• THE EXERCISE
Return a copy of each line that holds the string "think".

• TASK INPUT
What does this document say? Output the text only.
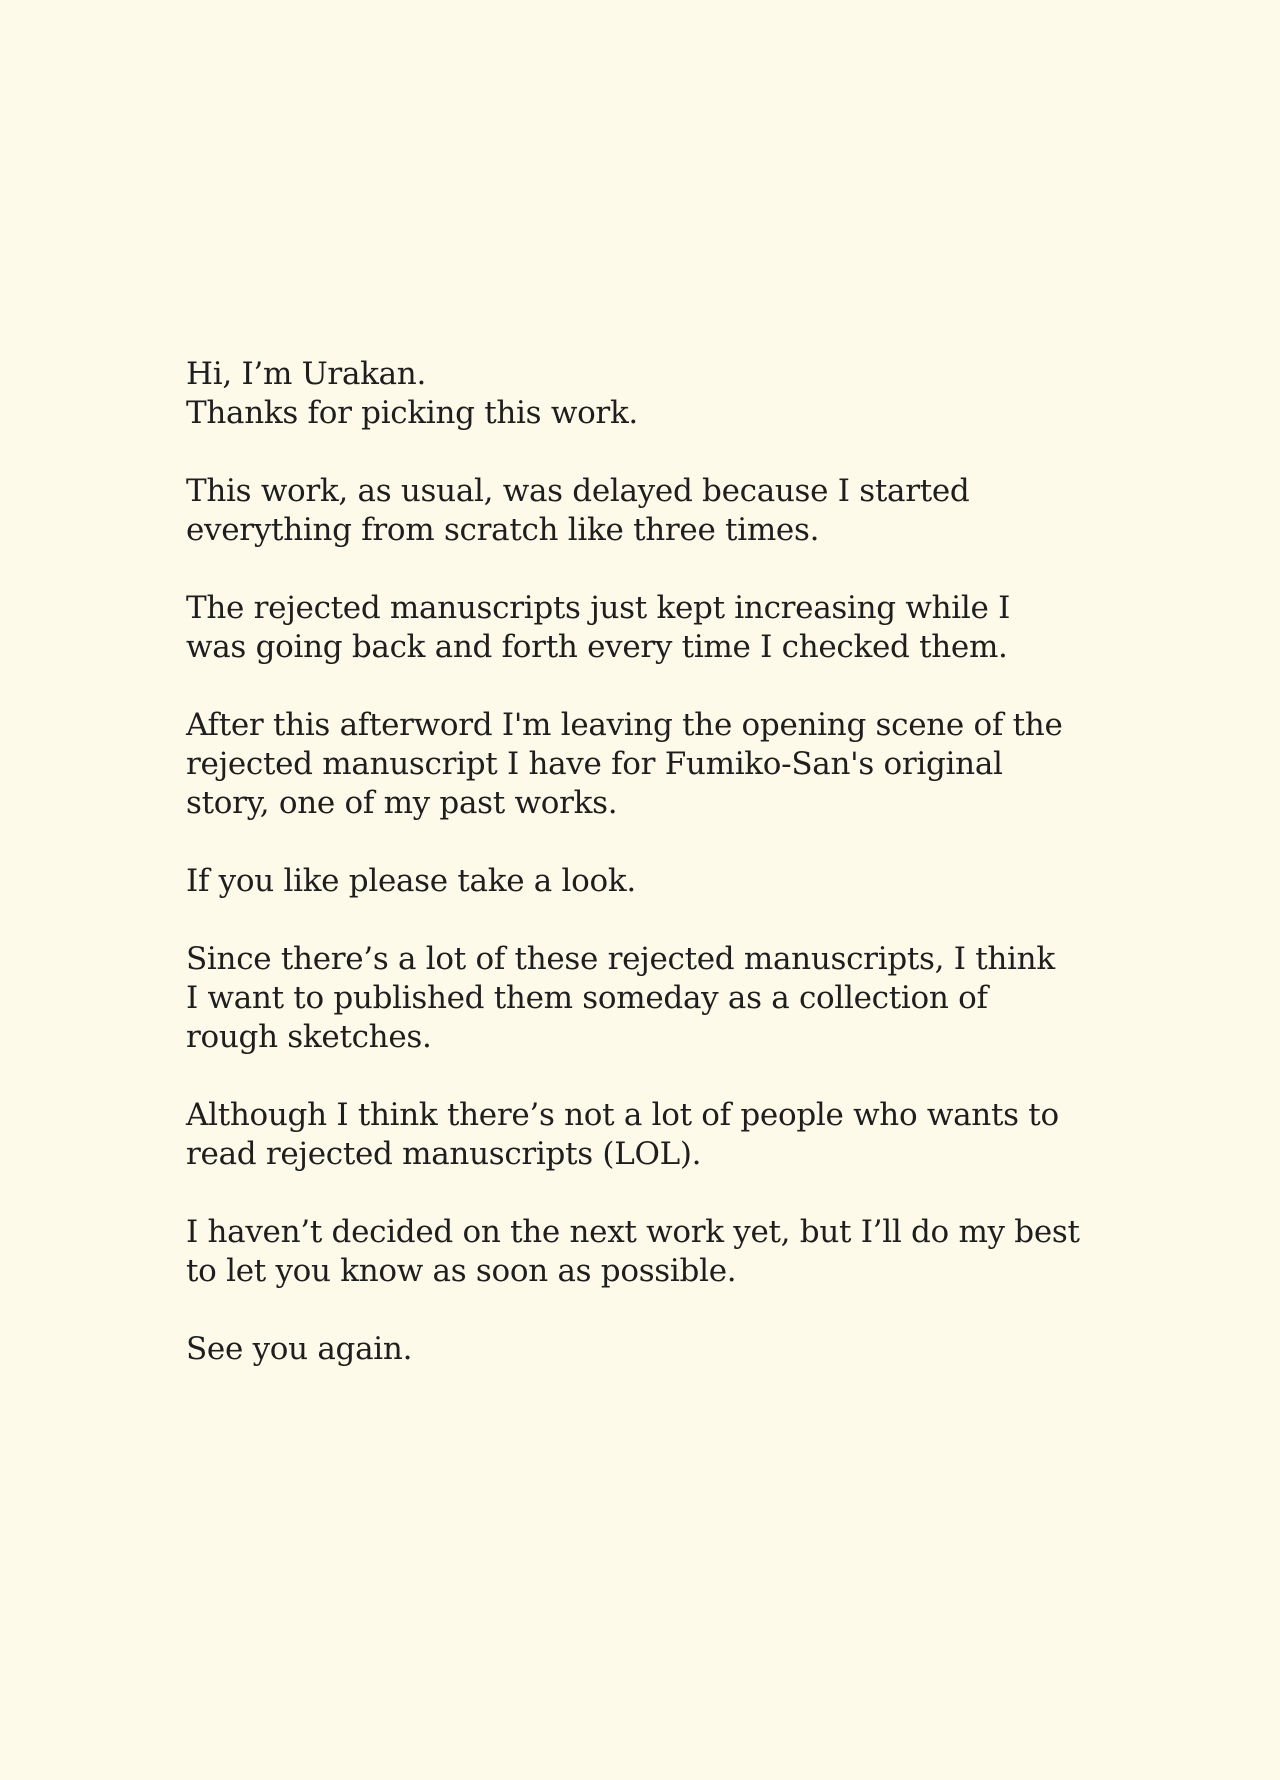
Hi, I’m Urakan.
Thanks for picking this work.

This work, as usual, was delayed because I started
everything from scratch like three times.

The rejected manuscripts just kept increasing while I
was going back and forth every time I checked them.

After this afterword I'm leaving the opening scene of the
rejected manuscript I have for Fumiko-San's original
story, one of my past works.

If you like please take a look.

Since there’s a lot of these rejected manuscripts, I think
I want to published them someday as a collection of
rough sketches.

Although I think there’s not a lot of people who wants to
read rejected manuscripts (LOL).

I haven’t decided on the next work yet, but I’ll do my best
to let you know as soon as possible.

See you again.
---
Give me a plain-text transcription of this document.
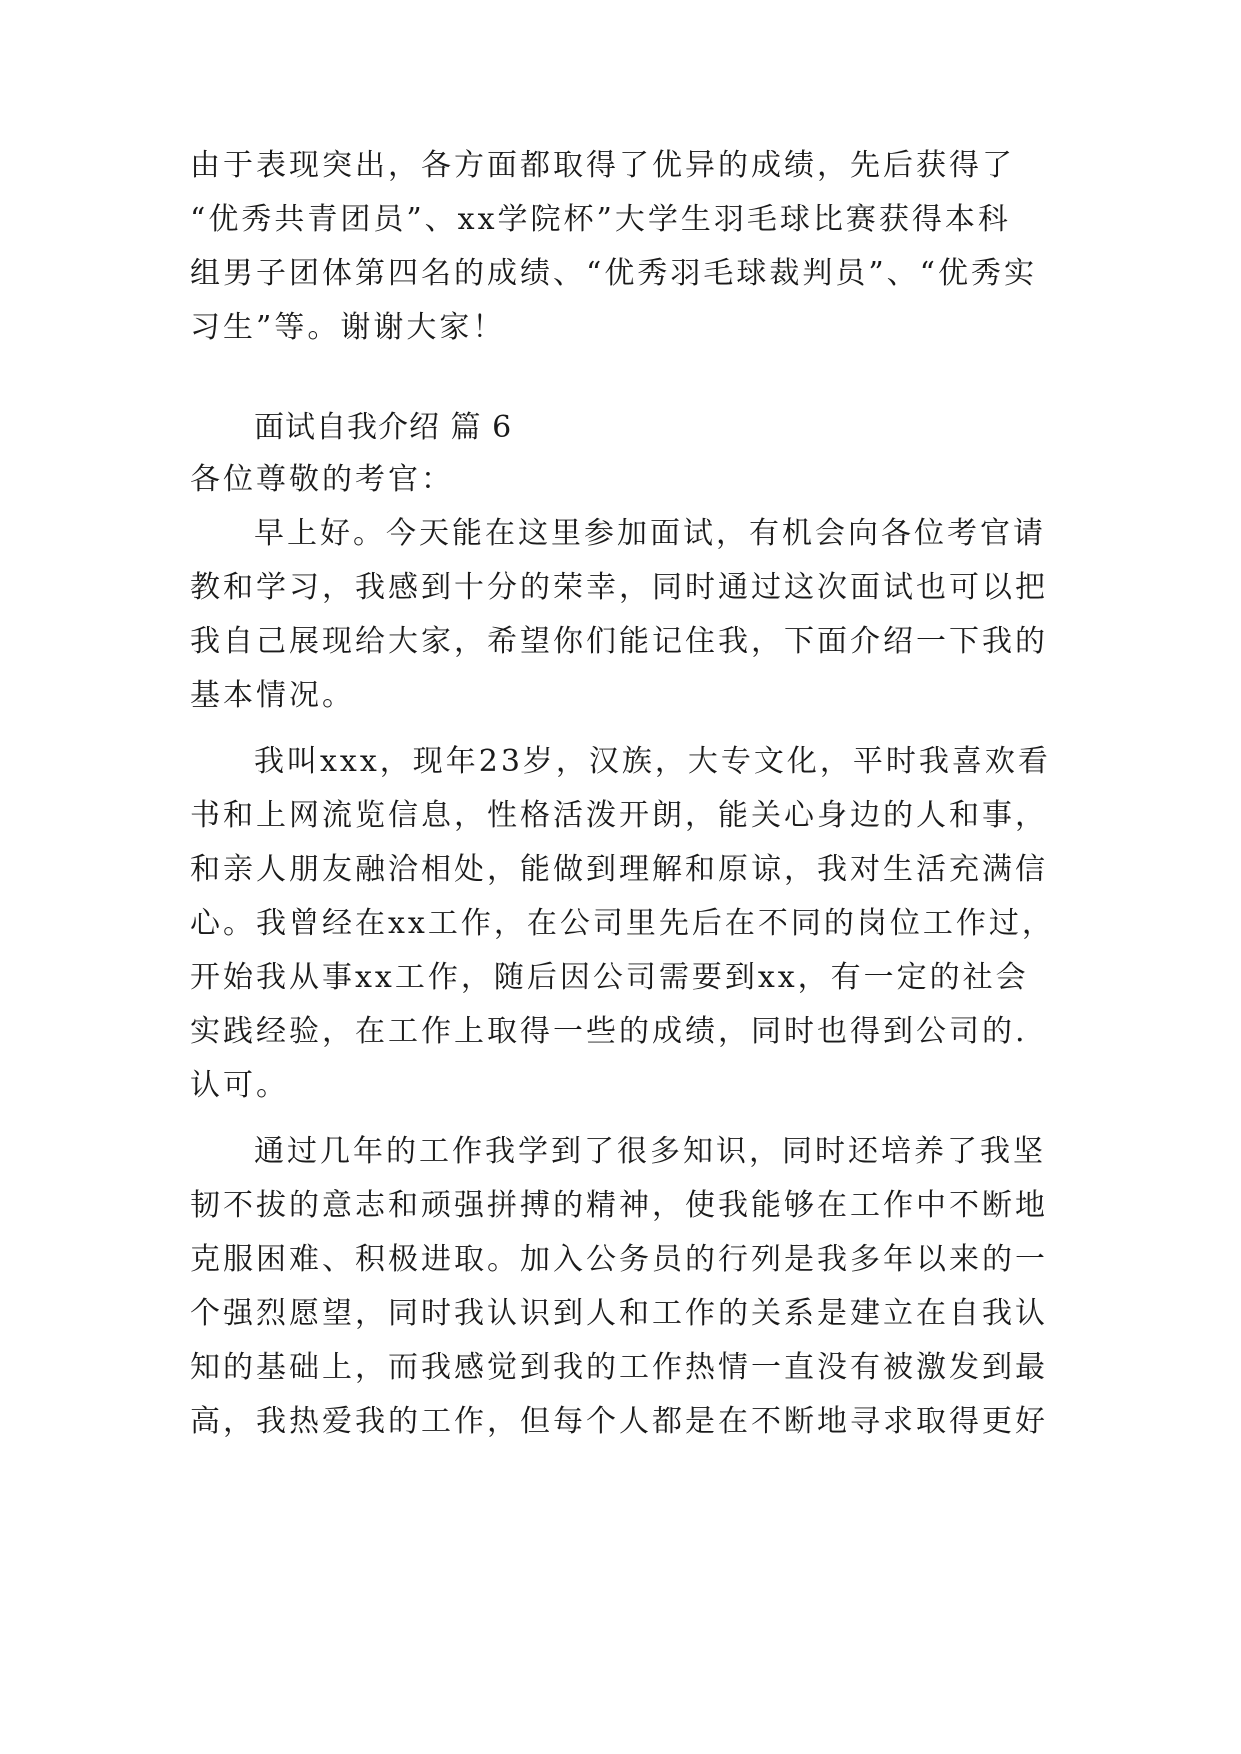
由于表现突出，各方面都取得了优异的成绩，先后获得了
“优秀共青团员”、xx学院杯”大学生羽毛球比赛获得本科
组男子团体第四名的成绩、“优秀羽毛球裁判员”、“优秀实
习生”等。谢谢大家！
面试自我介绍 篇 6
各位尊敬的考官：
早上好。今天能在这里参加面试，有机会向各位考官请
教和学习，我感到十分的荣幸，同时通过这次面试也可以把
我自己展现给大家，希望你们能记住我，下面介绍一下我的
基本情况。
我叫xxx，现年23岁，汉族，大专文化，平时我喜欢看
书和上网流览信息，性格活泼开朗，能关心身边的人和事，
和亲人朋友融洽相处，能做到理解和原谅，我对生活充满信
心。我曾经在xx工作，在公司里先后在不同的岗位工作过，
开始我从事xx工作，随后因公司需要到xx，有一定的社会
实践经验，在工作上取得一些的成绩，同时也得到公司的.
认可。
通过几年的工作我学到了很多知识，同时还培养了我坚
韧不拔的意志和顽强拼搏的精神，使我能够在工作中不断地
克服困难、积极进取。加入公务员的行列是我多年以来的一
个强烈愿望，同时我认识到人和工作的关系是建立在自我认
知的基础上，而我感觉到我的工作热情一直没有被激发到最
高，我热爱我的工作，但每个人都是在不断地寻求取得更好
* * *
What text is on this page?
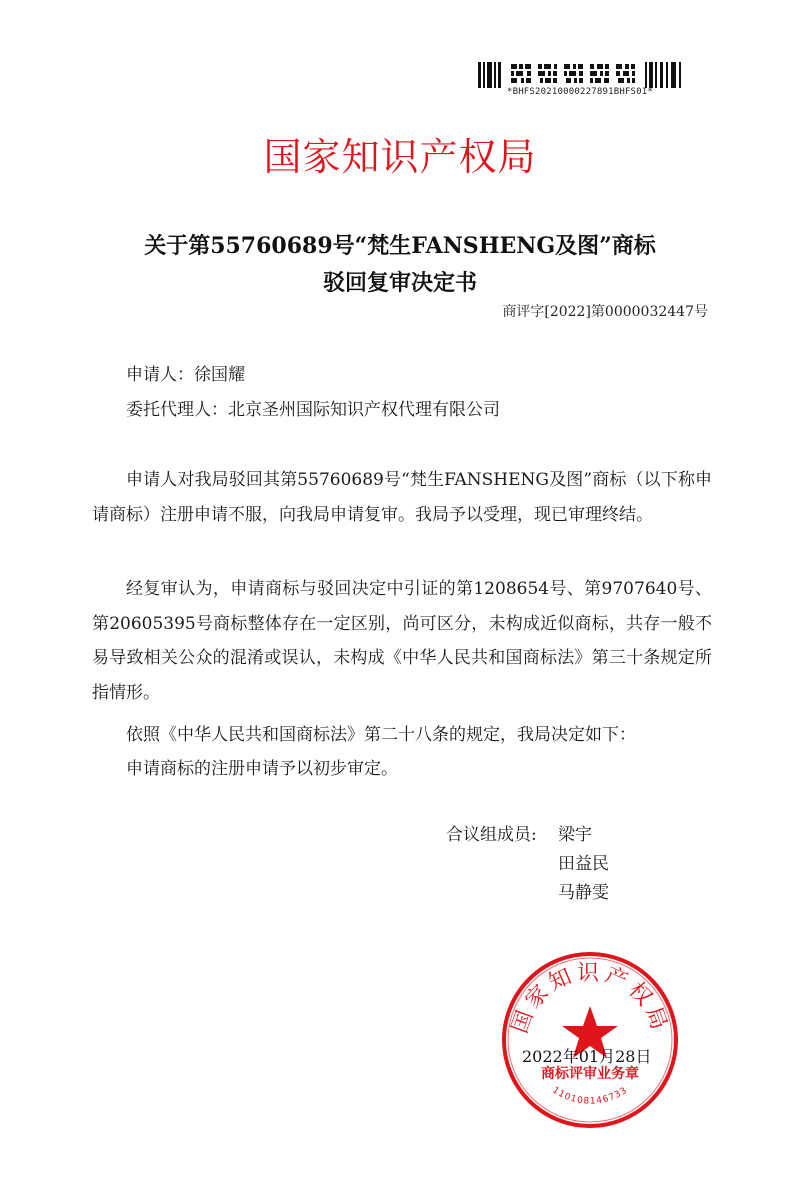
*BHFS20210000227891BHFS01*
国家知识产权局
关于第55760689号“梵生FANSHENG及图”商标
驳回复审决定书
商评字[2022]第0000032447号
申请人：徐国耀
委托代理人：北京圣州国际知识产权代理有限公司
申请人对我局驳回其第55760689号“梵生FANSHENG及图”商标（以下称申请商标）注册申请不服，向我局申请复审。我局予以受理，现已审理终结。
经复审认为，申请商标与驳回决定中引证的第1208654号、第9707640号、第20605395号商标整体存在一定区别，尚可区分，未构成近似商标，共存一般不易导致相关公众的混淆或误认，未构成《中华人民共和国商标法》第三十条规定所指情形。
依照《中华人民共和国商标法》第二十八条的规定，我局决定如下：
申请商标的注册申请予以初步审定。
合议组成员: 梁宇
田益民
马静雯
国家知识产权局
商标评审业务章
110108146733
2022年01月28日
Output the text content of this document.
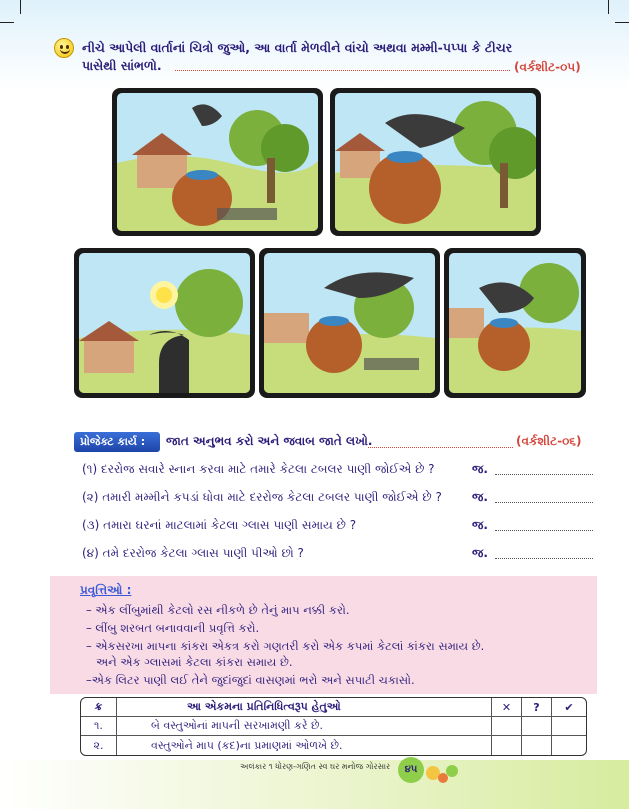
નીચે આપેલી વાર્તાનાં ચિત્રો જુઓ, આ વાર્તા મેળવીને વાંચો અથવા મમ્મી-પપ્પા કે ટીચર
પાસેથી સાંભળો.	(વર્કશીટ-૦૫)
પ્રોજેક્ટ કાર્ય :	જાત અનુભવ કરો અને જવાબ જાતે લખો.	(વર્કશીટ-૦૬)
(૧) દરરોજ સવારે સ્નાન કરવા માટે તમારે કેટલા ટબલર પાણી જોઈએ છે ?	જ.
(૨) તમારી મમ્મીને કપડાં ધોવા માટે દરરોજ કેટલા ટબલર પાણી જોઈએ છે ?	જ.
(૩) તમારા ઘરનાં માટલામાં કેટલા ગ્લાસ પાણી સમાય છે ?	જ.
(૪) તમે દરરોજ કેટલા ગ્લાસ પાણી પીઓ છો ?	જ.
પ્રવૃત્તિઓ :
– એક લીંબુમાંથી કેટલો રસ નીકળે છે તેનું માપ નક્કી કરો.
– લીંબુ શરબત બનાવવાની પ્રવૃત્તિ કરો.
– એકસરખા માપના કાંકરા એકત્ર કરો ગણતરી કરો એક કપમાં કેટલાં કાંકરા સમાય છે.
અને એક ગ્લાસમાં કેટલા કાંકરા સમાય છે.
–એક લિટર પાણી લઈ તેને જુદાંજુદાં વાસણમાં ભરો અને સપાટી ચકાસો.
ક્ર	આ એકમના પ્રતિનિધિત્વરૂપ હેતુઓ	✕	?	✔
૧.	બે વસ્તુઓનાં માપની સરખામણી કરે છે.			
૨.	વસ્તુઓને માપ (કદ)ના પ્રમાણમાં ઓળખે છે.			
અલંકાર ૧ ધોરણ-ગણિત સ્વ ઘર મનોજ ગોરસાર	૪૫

• THE COMPLETED TASK
Since there’s a lot of these rejected manuscripts, I think
Although I think there’s not a lot of people who wants to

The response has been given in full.